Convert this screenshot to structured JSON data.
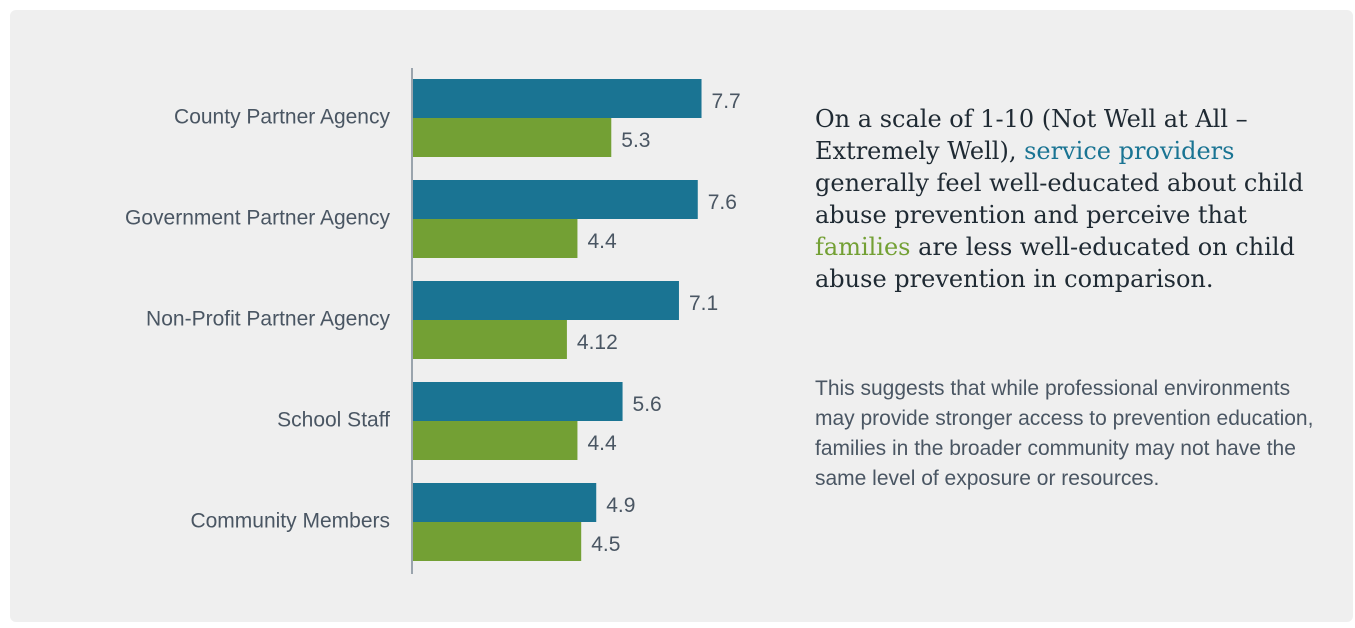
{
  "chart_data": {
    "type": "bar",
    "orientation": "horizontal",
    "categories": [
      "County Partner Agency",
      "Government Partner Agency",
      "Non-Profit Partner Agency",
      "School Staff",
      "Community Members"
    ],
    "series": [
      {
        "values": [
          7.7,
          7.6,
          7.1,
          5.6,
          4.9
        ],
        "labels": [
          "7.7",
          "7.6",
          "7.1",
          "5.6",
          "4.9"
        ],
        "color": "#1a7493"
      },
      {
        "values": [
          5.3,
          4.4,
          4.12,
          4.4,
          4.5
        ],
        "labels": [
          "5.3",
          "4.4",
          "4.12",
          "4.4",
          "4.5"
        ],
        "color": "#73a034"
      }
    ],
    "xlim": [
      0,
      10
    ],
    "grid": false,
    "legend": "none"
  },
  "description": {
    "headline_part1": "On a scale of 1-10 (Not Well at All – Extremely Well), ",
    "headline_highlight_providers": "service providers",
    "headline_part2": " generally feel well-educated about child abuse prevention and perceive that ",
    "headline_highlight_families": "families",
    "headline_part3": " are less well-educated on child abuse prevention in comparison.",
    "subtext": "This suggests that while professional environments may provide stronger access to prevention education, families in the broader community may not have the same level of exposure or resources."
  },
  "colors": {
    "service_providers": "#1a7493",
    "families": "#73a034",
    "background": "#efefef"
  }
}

□ □ □ □ □

§ **Exercise aim**:
From the entries above, collect every line with the string "child" in it.

§ **The reply**:
    "headline_part2": " generally feel well-educated about child abuse prevention and perceive that ",
    "headline_part3": " are less well-educated on child abuse prevention in comparison.",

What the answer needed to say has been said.